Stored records

::::

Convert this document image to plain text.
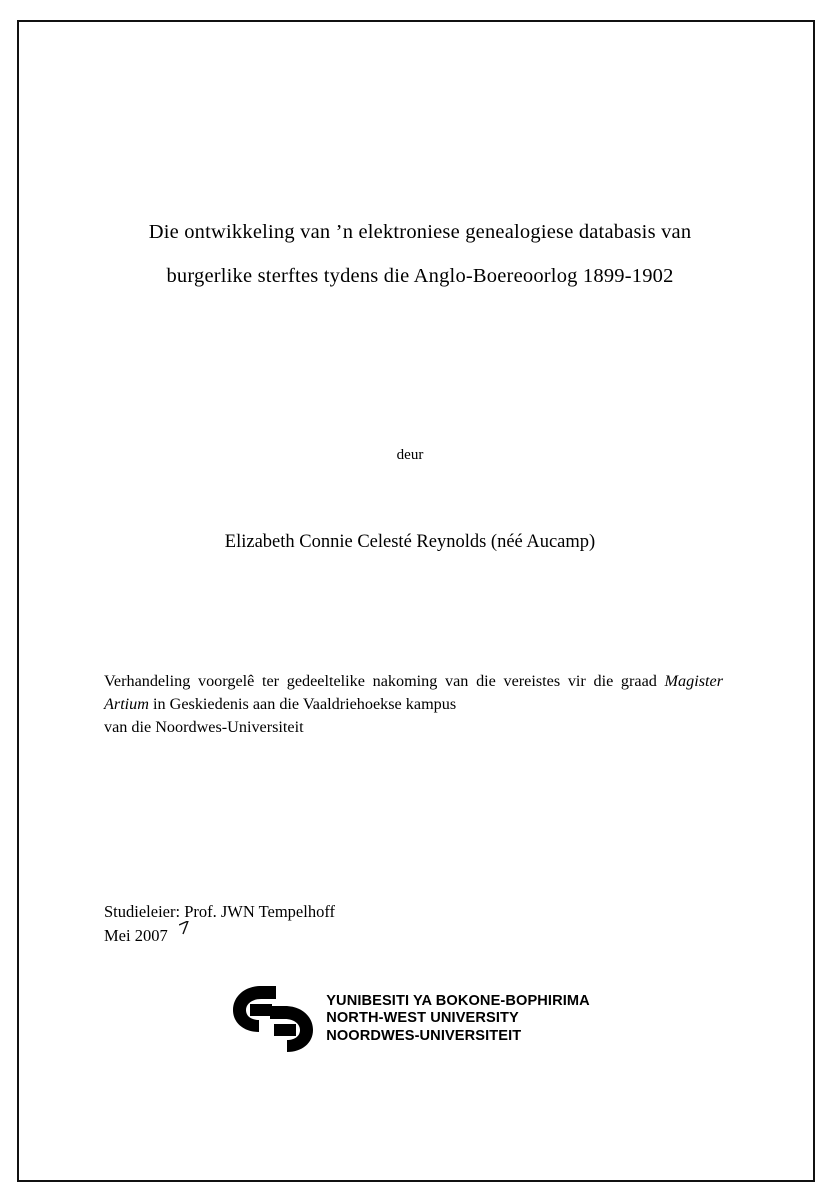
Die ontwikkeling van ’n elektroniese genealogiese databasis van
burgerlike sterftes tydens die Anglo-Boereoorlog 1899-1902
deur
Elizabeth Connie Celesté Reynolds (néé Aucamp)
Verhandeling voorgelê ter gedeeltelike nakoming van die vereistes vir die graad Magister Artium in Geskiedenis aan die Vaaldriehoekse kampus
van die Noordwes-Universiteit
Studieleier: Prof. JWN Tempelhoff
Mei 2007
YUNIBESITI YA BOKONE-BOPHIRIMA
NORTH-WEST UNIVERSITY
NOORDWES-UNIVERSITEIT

::::

WHAT YOU ARE ASKED TO DO: Without the pictures, write out all of the material exactly.

WORKED ANSWER:
Convert this document image to plain text.
Die ontwikkeling van ’n elektroniese genealogiese databasis van
burgerlike sterftes tydens die Anglo-Boereoorlog 1899-1902
deur
Elizabeth Connie Celesté Reynolds (néé Aucamp)
Verhandeling voorgelê ter gedeeltelike nakoming van die vereistes vir die graad Magister Artium in Geskiedenis aan die Vaaldriehoekse kampus
van die Noordwes-Universiteit
Studieleier: Prof. JWN Tempelhoff
Mei 2007
YUNIBESITI YA BOKONE-BOPHIRIMA
NORTH-WEST UNIVERSITY
NOORDWES-UNIVERSITEIT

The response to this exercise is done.